> EXERCISE TASK: Each entry must appear again exactly as it does in the source.

>> Begin

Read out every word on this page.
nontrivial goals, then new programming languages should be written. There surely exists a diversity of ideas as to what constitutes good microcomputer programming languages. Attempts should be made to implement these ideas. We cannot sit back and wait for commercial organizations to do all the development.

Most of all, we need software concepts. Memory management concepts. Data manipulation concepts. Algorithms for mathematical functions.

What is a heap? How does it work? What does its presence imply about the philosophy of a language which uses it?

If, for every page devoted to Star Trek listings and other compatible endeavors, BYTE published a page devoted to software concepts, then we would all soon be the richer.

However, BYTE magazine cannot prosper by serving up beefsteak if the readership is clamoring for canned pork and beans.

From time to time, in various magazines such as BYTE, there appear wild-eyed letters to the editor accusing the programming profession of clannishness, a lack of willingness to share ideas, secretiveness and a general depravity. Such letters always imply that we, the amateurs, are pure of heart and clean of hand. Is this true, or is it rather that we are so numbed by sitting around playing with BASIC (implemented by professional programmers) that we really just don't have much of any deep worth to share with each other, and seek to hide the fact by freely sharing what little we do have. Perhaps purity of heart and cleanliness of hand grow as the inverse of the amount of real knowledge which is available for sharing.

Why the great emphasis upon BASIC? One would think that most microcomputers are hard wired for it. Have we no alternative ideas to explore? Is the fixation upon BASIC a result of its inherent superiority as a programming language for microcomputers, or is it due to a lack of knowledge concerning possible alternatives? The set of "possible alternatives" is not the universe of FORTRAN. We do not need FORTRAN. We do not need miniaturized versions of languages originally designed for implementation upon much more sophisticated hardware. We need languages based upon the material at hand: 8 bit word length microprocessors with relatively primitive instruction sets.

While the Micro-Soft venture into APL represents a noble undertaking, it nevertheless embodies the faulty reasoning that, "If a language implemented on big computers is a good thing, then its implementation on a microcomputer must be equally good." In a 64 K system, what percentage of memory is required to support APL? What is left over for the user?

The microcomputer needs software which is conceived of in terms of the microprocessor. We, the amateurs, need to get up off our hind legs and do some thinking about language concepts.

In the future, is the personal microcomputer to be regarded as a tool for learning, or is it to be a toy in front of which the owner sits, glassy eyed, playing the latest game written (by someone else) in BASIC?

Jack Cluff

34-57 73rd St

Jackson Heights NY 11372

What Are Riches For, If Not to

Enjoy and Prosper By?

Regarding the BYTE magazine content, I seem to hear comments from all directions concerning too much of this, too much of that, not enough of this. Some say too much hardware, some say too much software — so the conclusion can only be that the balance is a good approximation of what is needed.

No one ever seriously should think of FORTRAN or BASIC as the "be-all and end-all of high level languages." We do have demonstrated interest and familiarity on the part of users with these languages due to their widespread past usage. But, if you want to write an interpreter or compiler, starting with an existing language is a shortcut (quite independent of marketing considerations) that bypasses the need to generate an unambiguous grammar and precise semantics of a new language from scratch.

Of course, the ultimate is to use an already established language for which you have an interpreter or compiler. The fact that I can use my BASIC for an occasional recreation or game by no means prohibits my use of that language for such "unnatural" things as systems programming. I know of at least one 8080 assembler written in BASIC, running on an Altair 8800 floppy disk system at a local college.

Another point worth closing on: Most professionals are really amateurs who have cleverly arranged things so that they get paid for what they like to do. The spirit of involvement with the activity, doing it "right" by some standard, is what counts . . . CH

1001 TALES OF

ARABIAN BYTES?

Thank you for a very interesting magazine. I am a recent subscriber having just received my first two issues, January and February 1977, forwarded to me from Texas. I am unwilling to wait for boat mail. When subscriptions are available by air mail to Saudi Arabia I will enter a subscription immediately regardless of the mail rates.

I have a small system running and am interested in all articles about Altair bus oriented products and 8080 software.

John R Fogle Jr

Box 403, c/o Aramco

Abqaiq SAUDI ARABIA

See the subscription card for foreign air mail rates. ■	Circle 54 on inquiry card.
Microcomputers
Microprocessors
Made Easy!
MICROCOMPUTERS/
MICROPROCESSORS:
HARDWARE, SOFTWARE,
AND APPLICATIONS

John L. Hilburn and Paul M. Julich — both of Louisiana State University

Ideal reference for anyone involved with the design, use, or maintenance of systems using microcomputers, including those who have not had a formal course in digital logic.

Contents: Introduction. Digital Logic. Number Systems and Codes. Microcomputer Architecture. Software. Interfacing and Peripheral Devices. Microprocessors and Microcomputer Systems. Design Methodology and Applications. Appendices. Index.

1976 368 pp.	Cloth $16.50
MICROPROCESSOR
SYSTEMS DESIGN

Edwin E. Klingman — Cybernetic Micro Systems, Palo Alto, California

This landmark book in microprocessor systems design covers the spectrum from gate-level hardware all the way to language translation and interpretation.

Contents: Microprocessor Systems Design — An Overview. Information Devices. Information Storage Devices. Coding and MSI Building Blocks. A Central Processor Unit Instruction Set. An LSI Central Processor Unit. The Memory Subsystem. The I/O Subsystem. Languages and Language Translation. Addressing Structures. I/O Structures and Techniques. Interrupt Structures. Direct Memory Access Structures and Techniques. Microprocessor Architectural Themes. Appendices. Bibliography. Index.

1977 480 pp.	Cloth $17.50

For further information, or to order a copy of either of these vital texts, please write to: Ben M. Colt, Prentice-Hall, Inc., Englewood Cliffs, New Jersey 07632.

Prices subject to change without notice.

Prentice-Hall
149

>> End

> RESPONSE TO THIS TASK:
Read out every word on this page.
nontrivial goals, then new programming languages should be written. There surely exists a diversity of ideas as to what constitutes good microcomputer programming languages. Attempts should be made to implement these ideas. We cannot sit back and wait for commercial organizations to do all the development.

Most of all, we need software concepts. Memory management concepts. Data manipulation concepts. Algorithms for mathematical functions.

What is a heap? How does it work? What does its presence imply about the philosophy of a language which uses it?

If, for every page devoted to Star Trek listings and other compatible endeavors, BYTE published a page devoted to software concepts, then we would all soon be the richer.

However, BYTE magazine cannot prosper by serving up beefsteak if the readership is clamoring for canned pork and beans.

From time to time, in various magazines such as BYTE, there appear wild-eyed letters to the editor accusing the programming profession of clannishness, a lack of willingness to share ideas, secretiveness and a general depravity. Such letters always imply that we, the amateurs, are pure of heart and clean of hand. Is this true, or is it rather that we are so numbed by sitting around playing with BASIC (implemented by professional programmers) that we really just don't have much of any deep worth to share with each other, and seek to hide the fact by freely sharing what little we do have. Perhaps purity of heart and cleanliness of hand grow as the inverse of the amount of real knowledge which is available for sharing.

Why the great emphasis upon BASIC? One would think that most microcomputers are hard wired for it. Have we no alternative ideas to explore? Is the fixation upon BASIC a result of its inherent superiority as a programming language for microcomputers, or is it due to a lack of knowledge concerning possible alternatives? The set of "possible alternatives" is not the universe of FORTRAN. We do not need FORTRAN. We do not need miniaturized versions of languages originally designed for implementation upon much more sophisticated hardware. We need languages based upon the material at hand: 8 bit word length microprocessors with relatively primitive instruction sets.

While the Micro-Soft venture into APL represents a noble undertaking, it nevertheless embodies the faulty reasoning that, "If a language implemented on big computers is a good thing, then its implementation on a microcomputer must be equally good." In a 64 K system, what percentage of memory is required to support APL? What is left over for the user?

The microcomputer needs software which is conceived of in terms of the microprocessor. We, the amateurs, need to get up off our hind legs and do some thinking about language concepts.

In the future, is the personal microcomputer to be regarded as a tool for learning, or is it to be a toy in front of which the owner sits, glassy eyed, playing the latest game written (by someone else) in BASIC?

Jack Cluff

34-57 73rd St

Jackson Heights NY 11372

What Are Riches For, If Not to

Enjoy and Prosper By?

Regarding the BYTE magazine content, I seem to hear comments from all directions concerning too much of this, too much of that, not enough of this. Some say too much hardware, some say too much software — so the conclusion can only be that the balance is a good approximation of what is needed.

No one ever seriously should think of FORTRAN or BASIC as the "be-all and end-all of high level languages." We do have demonstrated interest and familiarity on the part of users with these languages due to their widespread past usage. But, if you want to write an interpreter or compiler, starting with an existing language is a shortcut (quite independent of marketing considerations) that bypasses the need to generate an unambiguous grammar and precise semantics of a new language from scratch.

Of course, the ultimate is to use an already established language for which you have an interpreter or compiler. The fact that I can use my BASIC for an occasional recreation or game by no means prohibits my use of that language for such "unnatural" things as systems programming. I know of at least one 8080 assembler written in BASIC, running on an Altair 8800 floppy disk system at a local college.

Another point worth closing on: Most professionals are really amateurs who have cleverly arranged things so that they get paid for what they like to do. The spirit of involvement with the activity, doing it "right" by some standard, is what counts . . . CH

1001 TALES OF

ARABIAN BYTES?

Thank you for a very interesting magazine. I am a recent subscriber having just received my first two issues, January and February 1977, forwarded to me from Texas. I am unwilling to wait for boat mail. When subscriptions are available by air mail to Saudi Arabia I will enter a subscription immediately regardless of the mail rates.

I have a small system running and am interested in all articles about Altair bus oriented products and 8080 software.

John R Fogle Jr

Box 403, c/o Aramco

Abqaiq SAUDI ARABIA

See the subscription card for foreign air mail rates. ■	Circle 54 on inquiry card.
Microcomputers
Microprocessors
Made Easy!
MICROCOMPUTERS/
MICROPROCESSORS:
HARDWARE, SOFTWARE,
AND APPLICATIONS

John L. Hilburn and Paul M. Julich — both of Louisiana State University

Ideal reference for anyone involved with the design, use, or maintenance of systems using microcomputers, including those who have not had a formal course in digital logic.

Contents: Introduction. Digital Logic. Number Systems and Codes. Microcomputer Architecture. Software. Interfacing and Peripheral Devices. Microprocessors and Microcomputer Systems. Design Methodology and Applications. Appendices. Index.

1976 368 pp.	Cloth $16.50
MICROPROCESSOR
SYSTEMS DESIGN

Edwin E. Klingman — Cybernetic Micro Systems, Palo Alto, California

This landmark book in microprocessor systems design covers the spectrum from gate-level hardware all the way to language translation and interpretation.

Contents: Microprocessor Systems Design — An Overview. Information Devices. Information Storage Devices. Coding and MSI Building Blocks. A Central Processor Unit Instruction Set. An LSI Central Processor Unit. The Memory Subsystem. The I/O Subsystem. Languages and Language Translation. Addressing Structures. I/O Structures and Techniques. Interrupt Structures. Direct Memory Access Structures and Techniques. Microprocessor Architectural Themes. Appendices. Bibliography. Index.

1977 480 pp.	Cloth $17.50

For further information, or to order a copy of either of these vital texts, please write to: Ben M. Colt, Prentice-Hall, Inc., Englewood Cliffs, New Jersey 07632.

Prices subject to change without notice.

Prentice-Hall
149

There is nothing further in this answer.